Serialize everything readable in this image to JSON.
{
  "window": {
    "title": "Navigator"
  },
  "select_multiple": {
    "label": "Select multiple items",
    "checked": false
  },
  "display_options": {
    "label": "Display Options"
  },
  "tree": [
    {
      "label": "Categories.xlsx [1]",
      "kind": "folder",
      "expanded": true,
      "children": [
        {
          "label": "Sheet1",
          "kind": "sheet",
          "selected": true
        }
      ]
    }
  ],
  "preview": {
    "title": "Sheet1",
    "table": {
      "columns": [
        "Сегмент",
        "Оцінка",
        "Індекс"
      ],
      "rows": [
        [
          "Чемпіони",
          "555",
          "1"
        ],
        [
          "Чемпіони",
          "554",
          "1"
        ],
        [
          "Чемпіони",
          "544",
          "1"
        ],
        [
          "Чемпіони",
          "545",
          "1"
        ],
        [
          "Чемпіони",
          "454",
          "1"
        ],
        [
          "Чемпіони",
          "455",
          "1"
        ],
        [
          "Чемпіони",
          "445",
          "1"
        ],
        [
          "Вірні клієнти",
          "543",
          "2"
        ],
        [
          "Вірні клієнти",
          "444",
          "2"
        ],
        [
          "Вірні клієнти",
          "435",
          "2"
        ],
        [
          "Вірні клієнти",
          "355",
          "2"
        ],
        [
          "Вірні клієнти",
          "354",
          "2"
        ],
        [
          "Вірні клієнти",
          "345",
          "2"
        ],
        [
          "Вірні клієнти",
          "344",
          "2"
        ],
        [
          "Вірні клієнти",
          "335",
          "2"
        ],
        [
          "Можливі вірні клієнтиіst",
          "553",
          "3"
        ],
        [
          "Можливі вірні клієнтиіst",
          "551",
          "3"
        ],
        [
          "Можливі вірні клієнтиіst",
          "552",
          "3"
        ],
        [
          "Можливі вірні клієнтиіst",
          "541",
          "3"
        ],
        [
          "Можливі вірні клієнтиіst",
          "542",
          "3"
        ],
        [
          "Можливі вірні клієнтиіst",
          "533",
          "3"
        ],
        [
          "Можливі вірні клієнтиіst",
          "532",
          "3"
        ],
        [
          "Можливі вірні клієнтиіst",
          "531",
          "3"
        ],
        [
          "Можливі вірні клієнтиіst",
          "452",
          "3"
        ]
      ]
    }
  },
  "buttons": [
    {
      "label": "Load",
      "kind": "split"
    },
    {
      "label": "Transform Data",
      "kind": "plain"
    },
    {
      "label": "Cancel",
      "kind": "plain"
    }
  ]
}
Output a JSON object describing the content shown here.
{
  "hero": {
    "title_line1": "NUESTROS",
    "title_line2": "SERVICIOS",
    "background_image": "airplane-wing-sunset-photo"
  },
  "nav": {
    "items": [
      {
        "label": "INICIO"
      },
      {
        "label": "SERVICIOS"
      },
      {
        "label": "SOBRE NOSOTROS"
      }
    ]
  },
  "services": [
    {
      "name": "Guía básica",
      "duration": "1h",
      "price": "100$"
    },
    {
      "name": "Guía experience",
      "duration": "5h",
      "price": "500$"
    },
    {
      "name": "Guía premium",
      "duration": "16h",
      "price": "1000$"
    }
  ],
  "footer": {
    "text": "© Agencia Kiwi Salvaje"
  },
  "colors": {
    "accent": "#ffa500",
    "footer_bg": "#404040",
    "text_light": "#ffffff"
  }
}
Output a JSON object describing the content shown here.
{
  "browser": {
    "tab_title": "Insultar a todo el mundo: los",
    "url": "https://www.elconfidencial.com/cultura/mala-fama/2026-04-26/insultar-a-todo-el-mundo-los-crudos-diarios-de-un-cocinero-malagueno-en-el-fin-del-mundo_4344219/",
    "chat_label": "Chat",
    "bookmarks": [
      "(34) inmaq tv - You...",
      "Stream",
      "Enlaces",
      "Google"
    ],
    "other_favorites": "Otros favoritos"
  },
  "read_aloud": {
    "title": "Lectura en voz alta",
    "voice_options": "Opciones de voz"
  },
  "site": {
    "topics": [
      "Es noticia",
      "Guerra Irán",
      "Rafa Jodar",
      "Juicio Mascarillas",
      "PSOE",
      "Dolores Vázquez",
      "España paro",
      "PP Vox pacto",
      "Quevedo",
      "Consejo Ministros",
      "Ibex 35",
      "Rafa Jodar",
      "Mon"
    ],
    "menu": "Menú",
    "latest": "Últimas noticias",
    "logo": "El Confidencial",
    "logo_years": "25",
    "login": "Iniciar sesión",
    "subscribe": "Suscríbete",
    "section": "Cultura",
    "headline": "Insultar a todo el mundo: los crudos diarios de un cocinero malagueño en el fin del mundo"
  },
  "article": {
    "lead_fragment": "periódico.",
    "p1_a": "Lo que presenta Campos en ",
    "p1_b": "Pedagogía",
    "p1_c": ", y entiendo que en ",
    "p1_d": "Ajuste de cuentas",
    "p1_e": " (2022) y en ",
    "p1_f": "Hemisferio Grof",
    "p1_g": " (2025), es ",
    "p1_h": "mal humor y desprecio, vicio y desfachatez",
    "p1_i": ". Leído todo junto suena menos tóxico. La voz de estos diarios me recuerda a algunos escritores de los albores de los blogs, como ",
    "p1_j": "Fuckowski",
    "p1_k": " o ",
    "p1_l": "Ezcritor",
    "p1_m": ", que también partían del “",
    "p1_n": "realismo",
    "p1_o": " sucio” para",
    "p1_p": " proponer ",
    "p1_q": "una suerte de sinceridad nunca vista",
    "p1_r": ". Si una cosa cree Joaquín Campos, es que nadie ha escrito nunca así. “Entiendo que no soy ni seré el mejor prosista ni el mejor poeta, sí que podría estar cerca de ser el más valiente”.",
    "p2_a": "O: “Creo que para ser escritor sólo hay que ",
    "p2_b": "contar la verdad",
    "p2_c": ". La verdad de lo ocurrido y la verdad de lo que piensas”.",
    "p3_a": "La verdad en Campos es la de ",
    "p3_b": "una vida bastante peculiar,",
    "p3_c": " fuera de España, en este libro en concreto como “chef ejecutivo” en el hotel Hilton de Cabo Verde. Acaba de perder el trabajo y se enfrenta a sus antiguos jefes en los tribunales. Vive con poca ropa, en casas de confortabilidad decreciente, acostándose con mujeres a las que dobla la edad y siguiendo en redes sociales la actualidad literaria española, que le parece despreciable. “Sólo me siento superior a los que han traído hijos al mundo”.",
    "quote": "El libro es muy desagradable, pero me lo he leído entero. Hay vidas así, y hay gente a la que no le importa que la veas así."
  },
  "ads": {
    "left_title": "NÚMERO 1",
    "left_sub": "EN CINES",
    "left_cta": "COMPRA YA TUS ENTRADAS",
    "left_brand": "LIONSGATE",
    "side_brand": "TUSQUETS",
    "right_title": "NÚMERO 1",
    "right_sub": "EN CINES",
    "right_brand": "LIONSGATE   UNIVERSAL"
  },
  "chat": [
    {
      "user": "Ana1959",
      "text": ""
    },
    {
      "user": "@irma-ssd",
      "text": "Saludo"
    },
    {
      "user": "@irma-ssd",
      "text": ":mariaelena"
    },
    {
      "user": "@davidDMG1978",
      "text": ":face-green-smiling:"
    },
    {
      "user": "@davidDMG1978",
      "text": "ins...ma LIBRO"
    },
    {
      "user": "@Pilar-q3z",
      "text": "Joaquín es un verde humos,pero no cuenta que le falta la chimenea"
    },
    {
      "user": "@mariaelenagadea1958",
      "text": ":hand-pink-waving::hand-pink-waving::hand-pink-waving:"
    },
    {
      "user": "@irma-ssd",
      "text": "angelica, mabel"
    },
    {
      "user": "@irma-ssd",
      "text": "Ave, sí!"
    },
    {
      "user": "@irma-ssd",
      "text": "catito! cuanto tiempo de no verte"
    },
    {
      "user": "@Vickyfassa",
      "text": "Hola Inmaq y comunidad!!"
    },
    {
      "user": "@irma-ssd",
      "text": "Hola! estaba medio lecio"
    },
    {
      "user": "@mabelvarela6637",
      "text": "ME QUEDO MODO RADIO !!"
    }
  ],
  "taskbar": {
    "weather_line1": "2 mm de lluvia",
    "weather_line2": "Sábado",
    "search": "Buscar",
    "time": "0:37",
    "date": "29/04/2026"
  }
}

The exercise: Find the word "crudos" in the entries above and gather every line that holds it.

Task result:
    "url": "https://www.elconfidencial.com/cultura/mala-fama/2026-04-26/insultar-a-todo-el-mundo-los-crudos-diarios-de-un-cocinero-malagueno-en-el-fin-del-mundo_4344219/",
    "headline": "Insultar a todo el mundo: los crudos diarios de un cocinero malagueño en el fin del mundo"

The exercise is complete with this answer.